Instructions for the task: Collect all lines from the listing that include the string "kvalitates".

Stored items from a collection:
** BEGIN **

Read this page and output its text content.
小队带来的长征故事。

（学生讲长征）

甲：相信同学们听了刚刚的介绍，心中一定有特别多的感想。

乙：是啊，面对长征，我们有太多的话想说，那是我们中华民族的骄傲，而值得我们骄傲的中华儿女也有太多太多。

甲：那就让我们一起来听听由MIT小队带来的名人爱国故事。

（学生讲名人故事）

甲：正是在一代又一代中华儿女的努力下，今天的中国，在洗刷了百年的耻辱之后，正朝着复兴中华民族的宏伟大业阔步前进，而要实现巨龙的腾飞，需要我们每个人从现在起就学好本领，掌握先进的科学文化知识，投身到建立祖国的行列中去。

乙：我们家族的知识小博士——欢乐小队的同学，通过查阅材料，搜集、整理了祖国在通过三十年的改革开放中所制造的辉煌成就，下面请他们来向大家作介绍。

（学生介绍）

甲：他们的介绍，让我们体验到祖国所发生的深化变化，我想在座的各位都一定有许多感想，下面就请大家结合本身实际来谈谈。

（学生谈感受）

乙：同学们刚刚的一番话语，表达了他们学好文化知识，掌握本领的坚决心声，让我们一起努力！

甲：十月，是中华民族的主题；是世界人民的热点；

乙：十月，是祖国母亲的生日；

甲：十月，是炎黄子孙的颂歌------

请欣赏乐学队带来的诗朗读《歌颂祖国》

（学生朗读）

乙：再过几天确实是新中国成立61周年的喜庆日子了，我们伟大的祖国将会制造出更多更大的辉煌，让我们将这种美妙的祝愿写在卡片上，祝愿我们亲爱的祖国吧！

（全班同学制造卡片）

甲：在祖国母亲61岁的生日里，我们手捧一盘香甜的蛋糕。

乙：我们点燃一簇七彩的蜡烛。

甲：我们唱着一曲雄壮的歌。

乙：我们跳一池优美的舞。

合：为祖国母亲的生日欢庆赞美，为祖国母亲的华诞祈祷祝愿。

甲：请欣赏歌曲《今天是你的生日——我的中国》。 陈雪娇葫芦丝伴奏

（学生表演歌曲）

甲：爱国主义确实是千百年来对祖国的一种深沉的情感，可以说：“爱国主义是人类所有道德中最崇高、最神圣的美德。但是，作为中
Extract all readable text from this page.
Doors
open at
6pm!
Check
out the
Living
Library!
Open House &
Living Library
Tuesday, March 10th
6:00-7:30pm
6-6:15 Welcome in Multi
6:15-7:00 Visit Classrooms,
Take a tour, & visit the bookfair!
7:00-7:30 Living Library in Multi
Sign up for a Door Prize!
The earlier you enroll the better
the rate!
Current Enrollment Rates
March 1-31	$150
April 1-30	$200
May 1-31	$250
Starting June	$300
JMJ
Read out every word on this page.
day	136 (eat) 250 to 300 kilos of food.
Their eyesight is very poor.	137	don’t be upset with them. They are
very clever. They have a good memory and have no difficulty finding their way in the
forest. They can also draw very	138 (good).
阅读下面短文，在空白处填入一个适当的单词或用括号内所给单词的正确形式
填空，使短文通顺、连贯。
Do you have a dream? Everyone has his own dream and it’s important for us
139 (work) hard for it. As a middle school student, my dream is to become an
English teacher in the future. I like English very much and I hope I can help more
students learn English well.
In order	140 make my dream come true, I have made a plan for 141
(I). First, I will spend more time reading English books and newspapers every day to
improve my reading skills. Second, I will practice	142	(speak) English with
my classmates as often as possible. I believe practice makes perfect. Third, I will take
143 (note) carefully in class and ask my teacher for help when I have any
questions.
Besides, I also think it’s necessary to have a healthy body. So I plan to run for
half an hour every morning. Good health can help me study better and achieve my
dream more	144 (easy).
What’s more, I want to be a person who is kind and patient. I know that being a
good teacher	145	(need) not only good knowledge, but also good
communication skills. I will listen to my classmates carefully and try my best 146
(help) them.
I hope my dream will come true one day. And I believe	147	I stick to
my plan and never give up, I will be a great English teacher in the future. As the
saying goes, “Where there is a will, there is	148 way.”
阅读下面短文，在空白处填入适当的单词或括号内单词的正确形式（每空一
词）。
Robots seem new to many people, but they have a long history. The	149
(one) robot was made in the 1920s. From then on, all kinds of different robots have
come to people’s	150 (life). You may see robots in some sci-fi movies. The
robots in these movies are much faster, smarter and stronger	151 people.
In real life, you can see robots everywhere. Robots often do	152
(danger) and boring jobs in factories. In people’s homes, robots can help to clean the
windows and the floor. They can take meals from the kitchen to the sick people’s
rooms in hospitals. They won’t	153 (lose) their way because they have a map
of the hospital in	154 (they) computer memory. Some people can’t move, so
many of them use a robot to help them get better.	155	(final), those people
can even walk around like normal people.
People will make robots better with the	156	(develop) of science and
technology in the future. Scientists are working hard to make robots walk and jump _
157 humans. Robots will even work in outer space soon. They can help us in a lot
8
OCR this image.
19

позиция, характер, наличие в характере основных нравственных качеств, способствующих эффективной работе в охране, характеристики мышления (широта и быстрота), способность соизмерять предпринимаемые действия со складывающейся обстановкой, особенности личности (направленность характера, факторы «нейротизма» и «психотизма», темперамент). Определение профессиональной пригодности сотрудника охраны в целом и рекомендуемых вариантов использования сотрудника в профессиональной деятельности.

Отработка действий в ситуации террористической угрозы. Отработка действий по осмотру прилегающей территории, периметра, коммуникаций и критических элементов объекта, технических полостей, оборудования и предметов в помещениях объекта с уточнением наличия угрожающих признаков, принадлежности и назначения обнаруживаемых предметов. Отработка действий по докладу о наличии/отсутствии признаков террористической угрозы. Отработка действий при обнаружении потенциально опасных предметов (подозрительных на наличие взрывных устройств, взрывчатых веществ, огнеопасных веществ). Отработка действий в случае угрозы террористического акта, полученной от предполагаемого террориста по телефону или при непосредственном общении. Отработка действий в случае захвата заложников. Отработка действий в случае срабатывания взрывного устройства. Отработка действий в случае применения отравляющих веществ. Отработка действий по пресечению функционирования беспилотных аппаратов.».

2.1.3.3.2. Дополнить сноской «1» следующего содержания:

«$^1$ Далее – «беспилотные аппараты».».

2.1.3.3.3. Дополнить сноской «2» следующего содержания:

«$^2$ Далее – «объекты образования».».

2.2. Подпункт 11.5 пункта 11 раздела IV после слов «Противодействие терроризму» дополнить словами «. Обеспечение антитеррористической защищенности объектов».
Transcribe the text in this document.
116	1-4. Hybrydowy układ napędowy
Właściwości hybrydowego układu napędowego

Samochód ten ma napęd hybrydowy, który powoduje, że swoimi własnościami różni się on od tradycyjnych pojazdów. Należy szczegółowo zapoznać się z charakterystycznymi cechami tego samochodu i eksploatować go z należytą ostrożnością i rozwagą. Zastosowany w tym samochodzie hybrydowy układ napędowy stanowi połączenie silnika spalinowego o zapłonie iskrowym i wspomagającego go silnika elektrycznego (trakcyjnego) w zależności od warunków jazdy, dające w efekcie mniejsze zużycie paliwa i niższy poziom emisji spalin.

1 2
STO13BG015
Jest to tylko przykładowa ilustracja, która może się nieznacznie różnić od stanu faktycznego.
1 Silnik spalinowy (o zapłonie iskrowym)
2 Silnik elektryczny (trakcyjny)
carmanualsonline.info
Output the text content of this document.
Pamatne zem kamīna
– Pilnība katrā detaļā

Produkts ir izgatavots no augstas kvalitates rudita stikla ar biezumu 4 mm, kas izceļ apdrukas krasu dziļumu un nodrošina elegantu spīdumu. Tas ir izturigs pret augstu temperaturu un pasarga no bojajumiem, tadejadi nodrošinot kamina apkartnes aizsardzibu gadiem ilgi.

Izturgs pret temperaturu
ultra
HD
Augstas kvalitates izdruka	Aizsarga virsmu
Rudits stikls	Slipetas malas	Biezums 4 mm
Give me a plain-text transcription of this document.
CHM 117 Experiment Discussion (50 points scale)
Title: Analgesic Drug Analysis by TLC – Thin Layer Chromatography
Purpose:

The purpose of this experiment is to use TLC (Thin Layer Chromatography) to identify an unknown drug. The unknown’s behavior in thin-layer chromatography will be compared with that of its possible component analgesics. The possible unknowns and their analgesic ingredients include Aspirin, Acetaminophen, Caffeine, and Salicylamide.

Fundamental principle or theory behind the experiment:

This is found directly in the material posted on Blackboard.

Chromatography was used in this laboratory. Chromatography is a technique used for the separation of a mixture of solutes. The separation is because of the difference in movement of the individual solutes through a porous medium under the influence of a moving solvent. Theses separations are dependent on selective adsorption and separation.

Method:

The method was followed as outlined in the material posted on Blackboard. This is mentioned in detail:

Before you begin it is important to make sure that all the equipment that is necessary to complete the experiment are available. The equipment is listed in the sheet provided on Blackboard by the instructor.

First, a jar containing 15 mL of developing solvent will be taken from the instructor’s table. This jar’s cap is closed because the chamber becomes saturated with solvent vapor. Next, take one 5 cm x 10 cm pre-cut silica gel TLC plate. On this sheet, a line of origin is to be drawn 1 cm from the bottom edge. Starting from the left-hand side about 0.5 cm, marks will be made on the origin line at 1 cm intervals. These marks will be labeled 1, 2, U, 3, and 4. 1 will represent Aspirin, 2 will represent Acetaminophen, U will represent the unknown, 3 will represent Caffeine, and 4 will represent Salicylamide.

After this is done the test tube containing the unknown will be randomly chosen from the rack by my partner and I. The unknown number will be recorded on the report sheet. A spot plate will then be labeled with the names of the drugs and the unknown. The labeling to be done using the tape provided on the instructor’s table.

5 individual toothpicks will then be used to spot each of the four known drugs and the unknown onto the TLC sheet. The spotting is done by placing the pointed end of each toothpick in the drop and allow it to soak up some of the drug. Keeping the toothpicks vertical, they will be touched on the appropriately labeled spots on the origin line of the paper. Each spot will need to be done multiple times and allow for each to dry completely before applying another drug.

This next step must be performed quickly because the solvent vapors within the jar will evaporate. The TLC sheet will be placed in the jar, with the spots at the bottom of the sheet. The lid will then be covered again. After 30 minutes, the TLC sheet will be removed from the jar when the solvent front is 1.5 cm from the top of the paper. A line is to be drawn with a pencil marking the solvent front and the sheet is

** END **

Reply:
Produkts ir izgatavots no augstas kvalitates rudita stikla ar biezumu 4 mm, kas izceļ apdrukas krasu dziļumu un nodrošina elegantu spīdumu. Tas ir izturigs pret augstu temperaturu un pasarga no bojajumiem, tadejadi nodrošinot kamina apkartnes aizsardzibu gadiem ilgi.
Augstas kvalitates izdruka	Aizsarga virsmu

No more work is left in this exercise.